From the entries below, copy every line that holds the word "this".

==== RECORDS TO USE

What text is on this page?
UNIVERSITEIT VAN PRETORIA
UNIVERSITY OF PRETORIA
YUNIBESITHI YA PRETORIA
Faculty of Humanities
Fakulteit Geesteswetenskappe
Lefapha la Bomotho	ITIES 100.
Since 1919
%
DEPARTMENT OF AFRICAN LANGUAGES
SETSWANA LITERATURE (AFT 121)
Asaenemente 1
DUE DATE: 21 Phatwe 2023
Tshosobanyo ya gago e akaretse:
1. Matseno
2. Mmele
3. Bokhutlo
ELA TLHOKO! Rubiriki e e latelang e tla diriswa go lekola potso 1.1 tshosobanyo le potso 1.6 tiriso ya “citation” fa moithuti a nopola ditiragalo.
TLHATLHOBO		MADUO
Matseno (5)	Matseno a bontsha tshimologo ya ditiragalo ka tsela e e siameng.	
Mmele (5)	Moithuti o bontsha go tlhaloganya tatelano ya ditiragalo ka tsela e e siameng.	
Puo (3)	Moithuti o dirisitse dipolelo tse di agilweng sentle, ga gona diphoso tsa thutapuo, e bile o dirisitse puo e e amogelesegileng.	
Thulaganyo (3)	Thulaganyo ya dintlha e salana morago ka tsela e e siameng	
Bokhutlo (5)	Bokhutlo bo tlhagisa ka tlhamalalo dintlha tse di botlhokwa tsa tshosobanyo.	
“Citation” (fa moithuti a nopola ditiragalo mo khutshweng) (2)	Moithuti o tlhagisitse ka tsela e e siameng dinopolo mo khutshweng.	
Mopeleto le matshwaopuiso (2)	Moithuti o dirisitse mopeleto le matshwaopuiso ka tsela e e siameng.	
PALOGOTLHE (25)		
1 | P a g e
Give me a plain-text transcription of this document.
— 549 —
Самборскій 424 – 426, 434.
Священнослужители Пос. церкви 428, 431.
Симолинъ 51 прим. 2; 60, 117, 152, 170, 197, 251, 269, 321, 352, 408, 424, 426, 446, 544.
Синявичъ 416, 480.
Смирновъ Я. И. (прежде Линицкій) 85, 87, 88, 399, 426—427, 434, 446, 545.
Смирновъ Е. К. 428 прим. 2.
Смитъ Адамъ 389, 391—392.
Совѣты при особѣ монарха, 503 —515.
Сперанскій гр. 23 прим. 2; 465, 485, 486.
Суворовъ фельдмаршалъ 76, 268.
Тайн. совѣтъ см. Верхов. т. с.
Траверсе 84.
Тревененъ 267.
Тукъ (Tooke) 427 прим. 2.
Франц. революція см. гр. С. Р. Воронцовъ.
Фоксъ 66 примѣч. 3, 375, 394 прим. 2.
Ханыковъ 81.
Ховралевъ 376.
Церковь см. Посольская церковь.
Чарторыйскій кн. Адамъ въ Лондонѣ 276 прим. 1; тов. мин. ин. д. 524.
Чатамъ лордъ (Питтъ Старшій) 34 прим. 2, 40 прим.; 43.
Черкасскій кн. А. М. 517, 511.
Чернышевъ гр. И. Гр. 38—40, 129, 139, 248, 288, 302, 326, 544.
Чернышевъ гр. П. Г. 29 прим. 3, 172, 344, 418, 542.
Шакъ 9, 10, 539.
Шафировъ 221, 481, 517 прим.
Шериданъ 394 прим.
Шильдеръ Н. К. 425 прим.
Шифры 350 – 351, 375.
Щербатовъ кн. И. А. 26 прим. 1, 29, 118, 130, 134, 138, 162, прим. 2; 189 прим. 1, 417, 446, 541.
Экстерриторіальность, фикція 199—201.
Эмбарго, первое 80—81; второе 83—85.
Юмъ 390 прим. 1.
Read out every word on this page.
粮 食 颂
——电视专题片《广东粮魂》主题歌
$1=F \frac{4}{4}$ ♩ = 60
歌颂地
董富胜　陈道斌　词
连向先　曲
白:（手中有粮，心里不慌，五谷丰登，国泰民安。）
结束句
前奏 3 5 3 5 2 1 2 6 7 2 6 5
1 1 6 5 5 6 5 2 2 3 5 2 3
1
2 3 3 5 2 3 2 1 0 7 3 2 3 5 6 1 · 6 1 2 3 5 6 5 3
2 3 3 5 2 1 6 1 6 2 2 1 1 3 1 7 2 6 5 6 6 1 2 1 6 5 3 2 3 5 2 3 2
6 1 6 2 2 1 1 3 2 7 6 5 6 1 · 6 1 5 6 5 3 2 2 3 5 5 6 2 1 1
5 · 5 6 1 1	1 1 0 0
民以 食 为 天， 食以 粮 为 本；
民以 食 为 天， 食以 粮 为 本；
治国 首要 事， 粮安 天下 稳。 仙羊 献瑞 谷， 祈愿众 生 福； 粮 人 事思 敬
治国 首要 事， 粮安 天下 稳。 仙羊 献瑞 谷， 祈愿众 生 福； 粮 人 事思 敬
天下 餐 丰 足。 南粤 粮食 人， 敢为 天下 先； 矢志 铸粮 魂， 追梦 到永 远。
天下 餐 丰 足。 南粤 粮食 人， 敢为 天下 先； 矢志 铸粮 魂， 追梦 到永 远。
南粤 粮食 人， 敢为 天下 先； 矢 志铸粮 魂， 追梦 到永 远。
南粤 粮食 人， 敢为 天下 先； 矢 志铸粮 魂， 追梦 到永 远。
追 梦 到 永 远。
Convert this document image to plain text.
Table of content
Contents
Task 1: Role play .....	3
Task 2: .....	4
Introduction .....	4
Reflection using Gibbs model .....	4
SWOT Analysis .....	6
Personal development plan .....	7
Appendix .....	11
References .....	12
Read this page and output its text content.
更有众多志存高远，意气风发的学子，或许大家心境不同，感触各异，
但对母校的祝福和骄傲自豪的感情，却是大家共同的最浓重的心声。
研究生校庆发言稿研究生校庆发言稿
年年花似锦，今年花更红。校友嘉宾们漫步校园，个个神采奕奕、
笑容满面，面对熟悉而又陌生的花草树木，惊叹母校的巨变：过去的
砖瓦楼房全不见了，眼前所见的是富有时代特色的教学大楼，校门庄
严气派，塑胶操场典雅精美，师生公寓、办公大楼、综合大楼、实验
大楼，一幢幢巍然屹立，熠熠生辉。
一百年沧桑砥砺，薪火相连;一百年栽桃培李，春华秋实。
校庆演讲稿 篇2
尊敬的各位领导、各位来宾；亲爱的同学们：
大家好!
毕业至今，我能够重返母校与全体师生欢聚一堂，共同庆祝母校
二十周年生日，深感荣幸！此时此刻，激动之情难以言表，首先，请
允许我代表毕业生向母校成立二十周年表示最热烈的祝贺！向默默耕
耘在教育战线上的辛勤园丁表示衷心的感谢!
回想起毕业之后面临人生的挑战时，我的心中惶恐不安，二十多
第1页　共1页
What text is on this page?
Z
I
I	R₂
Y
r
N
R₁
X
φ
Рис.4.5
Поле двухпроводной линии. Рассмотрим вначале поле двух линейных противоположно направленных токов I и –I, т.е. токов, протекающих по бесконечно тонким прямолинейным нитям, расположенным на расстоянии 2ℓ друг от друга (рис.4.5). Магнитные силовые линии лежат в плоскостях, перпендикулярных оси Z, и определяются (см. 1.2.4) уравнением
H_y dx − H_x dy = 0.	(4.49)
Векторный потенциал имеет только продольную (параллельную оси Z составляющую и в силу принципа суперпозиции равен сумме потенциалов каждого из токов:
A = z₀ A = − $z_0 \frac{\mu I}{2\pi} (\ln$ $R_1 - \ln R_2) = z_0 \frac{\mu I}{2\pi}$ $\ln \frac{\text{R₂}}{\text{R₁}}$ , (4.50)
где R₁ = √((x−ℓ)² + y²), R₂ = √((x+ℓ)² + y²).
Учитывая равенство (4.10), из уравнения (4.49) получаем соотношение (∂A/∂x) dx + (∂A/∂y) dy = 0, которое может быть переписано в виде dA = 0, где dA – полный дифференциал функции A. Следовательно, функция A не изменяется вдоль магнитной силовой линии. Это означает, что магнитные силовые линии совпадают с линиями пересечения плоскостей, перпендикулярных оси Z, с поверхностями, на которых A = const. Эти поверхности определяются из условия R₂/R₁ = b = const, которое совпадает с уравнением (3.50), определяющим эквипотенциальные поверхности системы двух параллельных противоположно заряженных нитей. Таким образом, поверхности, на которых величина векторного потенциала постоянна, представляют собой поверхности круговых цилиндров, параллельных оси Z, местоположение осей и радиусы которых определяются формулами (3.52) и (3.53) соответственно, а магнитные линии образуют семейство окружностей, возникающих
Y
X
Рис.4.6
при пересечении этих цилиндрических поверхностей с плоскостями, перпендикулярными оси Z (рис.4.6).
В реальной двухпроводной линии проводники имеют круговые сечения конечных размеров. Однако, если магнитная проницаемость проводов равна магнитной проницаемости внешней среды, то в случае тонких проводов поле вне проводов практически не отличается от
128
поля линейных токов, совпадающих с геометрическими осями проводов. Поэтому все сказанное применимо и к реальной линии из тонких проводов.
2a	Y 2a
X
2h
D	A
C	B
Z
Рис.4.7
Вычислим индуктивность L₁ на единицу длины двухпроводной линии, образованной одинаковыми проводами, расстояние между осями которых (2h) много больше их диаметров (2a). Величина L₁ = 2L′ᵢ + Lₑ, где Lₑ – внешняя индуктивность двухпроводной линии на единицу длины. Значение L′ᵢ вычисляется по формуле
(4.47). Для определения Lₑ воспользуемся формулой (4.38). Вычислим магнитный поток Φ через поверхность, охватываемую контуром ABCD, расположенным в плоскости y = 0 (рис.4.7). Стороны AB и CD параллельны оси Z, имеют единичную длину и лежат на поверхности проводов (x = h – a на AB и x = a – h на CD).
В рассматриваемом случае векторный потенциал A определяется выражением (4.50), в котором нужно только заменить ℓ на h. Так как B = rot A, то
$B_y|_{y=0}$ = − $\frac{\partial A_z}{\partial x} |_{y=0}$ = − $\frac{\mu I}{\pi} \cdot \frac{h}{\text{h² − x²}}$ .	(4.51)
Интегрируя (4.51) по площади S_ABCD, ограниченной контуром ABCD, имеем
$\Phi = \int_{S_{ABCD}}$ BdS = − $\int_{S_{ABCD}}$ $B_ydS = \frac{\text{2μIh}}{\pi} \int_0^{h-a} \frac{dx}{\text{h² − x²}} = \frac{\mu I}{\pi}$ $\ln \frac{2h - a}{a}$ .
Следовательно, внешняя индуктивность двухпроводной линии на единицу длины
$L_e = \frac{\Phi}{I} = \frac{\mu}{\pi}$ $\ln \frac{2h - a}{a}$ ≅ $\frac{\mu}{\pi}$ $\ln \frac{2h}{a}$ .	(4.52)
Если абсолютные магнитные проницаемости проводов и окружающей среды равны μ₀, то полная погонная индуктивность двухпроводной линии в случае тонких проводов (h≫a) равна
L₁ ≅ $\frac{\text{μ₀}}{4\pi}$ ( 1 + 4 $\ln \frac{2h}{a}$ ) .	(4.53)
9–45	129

========

▸ OUTPUT BELOW:
What text is on this page?
Give me a plain-text transcription of this document.
Read out every word on this page.
Convert this document image to plain text.
Read this page and output its text content.
What text is on this page?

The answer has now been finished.